(STATED TASK) Lines containing the word "eggs" are the ones to copy from the records below.

(DATA SUPPLIED)
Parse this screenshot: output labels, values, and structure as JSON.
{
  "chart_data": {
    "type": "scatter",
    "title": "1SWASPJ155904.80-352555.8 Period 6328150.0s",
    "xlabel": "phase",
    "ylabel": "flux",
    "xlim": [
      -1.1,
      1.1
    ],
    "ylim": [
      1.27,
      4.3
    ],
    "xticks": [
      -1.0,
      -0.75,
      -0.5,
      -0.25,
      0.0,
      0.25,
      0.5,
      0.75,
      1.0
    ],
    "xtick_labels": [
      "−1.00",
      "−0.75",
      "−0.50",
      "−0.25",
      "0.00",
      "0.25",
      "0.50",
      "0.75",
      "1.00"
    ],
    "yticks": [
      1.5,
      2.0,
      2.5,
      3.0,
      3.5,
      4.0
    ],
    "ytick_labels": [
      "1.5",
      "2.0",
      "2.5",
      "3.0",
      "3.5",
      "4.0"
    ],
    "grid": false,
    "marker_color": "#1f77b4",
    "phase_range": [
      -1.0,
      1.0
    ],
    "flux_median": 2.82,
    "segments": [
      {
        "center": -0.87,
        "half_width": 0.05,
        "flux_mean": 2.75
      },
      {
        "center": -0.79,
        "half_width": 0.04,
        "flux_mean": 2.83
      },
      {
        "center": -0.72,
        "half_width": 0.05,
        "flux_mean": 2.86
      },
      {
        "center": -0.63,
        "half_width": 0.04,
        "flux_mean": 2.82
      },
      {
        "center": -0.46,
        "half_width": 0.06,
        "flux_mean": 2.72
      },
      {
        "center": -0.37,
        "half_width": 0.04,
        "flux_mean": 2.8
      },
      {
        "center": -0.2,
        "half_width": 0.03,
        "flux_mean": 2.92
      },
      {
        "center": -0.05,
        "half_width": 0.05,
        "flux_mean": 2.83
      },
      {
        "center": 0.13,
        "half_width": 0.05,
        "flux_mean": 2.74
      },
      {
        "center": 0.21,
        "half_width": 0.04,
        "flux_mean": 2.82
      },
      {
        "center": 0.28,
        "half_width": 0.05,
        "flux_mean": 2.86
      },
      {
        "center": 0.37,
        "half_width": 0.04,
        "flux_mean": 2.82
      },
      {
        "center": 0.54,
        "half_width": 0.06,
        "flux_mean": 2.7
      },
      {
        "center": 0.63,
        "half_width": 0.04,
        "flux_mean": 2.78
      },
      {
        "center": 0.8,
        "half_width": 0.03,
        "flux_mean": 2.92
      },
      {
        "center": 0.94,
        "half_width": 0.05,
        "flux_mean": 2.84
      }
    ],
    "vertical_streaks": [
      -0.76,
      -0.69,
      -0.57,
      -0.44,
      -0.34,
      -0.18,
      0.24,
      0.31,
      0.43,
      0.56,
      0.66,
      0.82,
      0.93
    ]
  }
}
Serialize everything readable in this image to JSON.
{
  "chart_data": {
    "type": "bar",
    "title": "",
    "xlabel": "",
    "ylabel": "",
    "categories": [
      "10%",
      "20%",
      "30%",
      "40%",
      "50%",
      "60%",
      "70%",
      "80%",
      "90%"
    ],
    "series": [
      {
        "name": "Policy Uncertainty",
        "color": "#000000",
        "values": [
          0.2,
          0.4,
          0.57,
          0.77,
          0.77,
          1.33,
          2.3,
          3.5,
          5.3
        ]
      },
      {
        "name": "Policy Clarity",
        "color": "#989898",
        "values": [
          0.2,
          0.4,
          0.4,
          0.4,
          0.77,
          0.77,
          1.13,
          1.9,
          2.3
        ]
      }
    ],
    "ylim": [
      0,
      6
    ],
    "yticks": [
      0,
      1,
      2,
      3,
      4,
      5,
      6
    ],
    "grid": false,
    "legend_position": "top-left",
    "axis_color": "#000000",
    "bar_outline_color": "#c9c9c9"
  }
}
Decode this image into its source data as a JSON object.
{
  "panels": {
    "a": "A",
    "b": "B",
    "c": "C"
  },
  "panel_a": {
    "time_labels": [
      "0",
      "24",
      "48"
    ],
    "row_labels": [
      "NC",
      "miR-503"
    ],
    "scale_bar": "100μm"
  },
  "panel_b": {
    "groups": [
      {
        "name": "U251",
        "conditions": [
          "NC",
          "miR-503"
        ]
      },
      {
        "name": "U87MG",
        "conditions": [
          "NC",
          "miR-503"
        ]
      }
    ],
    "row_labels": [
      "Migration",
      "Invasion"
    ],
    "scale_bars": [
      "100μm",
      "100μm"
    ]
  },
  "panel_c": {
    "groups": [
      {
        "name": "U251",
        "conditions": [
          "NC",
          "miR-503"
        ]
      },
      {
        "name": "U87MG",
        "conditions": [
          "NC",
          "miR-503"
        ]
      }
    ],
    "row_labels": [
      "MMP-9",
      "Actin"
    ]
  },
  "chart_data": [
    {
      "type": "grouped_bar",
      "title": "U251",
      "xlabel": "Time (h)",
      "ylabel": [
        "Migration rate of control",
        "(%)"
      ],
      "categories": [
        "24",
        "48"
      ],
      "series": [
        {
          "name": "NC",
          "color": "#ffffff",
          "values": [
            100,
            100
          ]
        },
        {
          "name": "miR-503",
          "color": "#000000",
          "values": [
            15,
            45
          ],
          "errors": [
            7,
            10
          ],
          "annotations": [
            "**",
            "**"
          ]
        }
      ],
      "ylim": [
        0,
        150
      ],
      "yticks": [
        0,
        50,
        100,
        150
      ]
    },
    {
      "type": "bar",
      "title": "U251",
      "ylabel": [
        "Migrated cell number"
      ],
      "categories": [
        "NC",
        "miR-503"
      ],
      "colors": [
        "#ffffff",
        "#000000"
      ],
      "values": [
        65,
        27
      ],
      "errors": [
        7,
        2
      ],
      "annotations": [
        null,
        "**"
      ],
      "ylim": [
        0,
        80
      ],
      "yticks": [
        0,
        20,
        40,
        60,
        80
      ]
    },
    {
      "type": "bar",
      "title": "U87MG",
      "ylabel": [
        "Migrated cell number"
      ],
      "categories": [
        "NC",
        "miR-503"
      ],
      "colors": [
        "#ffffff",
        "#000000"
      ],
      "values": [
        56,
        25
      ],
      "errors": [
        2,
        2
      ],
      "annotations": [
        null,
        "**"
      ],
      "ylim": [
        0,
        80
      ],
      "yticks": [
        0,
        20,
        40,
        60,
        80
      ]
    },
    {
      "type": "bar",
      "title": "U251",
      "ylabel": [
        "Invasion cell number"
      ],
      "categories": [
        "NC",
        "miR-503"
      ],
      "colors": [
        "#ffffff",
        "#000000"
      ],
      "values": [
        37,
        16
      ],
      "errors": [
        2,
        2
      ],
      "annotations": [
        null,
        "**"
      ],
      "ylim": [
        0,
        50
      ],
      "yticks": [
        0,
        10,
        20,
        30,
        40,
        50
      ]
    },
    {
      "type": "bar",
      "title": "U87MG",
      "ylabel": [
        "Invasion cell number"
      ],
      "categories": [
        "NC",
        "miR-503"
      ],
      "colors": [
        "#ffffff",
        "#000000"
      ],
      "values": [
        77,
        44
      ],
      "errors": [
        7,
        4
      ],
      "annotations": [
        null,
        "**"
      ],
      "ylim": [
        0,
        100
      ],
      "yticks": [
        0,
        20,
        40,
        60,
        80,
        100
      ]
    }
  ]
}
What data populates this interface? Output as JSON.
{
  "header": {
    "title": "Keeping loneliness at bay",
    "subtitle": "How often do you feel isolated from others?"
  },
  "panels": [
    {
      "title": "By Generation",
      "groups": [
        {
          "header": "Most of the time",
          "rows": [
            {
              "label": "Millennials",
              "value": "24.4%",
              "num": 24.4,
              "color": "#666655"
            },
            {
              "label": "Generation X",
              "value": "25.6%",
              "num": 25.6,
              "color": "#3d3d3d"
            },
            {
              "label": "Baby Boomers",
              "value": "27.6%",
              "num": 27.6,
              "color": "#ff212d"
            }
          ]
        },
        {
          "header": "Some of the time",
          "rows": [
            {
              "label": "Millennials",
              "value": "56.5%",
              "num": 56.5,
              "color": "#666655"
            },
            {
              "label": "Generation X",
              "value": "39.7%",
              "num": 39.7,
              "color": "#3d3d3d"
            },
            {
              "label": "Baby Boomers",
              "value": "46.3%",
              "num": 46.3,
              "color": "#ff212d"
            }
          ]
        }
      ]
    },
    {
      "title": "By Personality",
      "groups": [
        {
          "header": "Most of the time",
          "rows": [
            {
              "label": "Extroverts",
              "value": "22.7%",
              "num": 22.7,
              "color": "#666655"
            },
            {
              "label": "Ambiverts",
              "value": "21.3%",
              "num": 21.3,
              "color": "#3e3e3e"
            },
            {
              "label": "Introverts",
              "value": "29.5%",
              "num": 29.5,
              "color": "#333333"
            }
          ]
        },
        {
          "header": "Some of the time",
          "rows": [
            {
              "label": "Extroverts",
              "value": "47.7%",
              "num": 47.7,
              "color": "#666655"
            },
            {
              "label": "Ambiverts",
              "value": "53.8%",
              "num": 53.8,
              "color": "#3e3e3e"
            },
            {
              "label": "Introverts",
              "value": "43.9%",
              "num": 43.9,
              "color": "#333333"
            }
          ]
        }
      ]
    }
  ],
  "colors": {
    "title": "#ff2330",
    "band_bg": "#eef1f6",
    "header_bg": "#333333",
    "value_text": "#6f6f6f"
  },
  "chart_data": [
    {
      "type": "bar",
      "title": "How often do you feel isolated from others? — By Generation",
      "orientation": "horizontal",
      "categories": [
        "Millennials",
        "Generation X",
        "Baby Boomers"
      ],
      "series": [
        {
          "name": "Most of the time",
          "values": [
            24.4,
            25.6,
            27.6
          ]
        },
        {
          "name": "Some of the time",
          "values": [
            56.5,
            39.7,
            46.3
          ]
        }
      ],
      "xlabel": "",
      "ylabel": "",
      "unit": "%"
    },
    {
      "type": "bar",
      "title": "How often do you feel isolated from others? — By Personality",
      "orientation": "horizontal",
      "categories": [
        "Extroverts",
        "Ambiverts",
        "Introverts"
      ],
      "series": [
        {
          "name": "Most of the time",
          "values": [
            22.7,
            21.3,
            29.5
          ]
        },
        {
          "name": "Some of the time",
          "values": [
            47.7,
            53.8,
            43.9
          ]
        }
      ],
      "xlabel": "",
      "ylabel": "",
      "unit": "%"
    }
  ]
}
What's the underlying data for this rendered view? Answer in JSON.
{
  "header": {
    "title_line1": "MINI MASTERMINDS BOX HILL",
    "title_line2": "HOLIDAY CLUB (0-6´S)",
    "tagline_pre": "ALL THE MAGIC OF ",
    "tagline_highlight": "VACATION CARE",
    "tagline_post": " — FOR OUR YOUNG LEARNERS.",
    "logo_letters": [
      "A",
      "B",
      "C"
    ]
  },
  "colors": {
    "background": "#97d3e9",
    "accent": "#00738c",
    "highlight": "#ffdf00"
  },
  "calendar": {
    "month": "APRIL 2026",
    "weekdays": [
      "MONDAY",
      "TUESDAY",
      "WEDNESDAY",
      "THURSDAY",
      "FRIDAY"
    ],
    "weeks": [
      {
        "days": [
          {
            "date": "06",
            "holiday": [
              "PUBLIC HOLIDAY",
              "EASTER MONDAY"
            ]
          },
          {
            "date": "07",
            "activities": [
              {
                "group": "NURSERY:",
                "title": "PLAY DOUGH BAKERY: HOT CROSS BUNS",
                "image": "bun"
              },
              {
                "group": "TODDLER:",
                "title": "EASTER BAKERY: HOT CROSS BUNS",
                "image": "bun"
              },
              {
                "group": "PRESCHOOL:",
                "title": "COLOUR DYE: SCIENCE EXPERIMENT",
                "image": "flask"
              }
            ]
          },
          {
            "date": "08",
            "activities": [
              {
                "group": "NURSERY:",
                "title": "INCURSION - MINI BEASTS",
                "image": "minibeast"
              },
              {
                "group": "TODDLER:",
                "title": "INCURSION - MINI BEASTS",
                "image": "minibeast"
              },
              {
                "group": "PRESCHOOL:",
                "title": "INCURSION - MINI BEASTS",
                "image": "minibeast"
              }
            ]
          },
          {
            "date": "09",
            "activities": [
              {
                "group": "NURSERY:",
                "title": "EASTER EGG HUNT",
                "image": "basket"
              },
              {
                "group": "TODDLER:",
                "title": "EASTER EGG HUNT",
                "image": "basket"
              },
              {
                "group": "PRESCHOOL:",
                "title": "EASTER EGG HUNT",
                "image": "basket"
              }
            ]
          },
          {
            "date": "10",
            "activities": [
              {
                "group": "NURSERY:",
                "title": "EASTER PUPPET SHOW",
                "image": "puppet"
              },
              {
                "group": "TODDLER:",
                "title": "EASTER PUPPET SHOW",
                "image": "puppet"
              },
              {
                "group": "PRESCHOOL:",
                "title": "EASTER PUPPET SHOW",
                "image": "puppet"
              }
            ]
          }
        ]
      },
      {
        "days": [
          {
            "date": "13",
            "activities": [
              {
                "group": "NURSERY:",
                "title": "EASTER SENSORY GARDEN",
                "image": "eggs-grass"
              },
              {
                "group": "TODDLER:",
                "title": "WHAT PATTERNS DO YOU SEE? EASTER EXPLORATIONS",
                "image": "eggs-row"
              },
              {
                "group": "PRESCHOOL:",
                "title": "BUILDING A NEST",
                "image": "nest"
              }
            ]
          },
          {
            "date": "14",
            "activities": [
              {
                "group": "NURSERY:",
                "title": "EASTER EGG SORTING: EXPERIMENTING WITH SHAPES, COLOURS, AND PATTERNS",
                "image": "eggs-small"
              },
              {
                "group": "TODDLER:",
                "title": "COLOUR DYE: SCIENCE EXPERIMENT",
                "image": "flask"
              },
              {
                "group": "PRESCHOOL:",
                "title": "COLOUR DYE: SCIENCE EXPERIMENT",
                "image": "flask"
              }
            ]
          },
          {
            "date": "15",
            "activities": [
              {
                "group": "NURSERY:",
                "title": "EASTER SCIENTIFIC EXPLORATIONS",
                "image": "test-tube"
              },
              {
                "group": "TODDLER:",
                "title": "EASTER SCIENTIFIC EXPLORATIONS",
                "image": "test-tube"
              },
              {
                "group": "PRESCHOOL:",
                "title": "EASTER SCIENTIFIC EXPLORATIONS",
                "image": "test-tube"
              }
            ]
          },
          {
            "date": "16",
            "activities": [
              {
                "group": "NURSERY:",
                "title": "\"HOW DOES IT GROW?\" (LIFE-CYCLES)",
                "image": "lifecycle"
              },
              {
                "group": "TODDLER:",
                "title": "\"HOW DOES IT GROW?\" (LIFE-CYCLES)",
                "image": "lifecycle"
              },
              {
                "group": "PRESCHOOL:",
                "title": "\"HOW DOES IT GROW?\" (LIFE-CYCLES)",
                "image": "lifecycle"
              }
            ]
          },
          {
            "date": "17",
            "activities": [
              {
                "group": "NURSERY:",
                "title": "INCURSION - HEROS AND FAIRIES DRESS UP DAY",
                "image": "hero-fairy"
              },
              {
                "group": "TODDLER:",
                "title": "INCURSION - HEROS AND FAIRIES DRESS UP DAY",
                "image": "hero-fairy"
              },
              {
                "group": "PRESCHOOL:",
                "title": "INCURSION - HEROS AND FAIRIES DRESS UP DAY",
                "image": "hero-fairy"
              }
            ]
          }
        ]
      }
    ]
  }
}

(REPLY)
                "image": "eggs-grass"
                "image": "eggs-row"
                "image": "eggs-small"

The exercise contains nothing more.